## begin
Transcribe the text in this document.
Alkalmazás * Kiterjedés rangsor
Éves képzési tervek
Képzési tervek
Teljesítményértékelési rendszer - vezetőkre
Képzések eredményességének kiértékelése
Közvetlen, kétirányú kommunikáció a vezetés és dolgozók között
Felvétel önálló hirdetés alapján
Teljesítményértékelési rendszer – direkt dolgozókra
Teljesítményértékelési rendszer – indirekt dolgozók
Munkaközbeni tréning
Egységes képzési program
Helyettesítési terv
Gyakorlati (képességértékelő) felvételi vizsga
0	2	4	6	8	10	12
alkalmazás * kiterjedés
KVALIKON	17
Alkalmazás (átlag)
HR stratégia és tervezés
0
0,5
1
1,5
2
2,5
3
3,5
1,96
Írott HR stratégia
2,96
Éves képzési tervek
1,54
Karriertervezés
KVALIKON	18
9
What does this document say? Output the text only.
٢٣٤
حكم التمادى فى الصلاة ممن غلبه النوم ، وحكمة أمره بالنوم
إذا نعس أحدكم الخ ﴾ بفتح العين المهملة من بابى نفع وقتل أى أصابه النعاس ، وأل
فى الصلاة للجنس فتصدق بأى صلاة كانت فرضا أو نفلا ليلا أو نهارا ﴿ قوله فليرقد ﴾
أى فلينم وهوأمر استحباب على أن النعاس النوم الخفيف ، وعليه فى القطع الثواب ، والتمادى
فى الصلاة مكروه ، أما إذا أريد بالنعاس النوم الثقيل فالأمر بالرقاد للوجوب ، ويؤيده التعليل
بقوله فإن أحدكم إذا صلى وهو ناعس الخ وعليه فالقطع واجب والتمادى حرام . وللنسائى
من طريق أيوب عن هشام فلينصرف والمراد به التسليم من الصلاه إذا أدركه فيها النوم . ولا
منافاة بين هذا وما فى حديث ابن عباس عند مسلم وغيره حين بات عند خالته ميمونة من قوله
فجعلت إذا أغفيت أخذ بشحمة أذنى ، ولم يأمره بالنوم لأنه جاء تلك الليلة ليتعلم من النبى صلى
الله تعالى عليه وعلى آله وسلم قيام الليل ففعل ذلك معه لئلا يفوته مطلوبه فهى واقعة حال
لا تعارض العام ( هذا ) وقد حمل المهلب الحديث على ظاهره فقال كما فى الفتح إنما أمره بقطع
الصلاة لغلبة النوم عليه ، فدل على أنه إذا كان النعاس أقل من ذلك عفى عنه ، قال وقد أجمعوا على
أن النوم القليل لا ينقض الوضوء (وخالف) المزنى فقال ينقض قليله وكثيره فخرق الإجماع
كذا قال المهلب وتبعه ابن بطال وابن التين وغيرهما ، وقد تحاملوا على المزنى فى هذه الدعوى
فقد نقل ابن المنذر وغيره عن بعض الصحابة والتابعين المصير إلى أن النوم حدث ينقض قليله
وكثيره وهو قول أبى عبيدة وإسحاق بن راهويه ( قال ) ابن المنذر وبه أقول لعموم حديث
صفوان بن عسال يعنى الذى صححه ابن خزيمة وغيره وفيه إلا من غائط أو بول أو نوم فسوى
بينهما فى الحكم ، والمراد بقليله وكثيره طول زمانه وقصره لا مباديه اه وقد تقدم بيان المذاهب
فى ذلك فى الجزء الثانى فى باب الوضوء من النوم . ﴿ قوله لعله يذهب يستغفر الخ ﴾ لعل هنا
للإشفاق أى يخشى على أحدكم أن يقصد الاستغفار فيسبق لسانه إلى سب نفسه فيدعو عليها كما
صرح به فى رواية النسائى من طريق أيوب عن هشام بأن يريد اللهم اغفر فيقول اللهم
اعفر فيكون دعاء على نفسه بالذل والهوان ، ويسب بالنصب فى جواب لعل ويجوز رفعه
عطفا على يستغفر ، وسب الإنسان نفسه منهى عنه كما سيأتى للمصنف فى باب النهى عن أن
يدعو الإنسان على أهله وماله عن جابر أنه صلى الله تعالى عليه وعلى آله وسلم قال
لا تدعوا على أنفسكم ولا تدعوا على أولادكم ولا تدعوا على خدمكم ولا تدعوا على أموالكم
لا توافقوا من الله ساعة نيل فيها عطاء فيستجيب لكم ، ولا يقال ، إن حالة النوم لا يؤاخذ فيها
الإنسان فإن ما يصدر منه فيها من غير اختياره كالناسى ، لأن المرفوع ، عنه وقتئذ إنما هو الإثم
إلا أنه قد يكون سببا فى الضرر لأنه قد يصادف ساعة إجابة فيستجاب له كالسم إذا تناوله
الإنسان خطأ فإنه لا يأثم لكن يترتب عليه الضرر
## end
> _Exercise brief_:
Extract from the material all lines containing the string "فيها".

> _In response_:
من طريق أيوب عن هشام فلينصرف والمراد به التسليم من الصلاه إذا أدركه فيها النوم . ولا
لا توافقوا من الله ساعة نيل فيها عطاء فيستجيب لكم ، ولا يقال ، إن حالة النوم لا يؤاخذ فيها
الإنسان فإن ما يصدر منه فيها من غير اختياره كالناسى ، لأن المرفوع ، عنه وقتئذ إنما هو الإثم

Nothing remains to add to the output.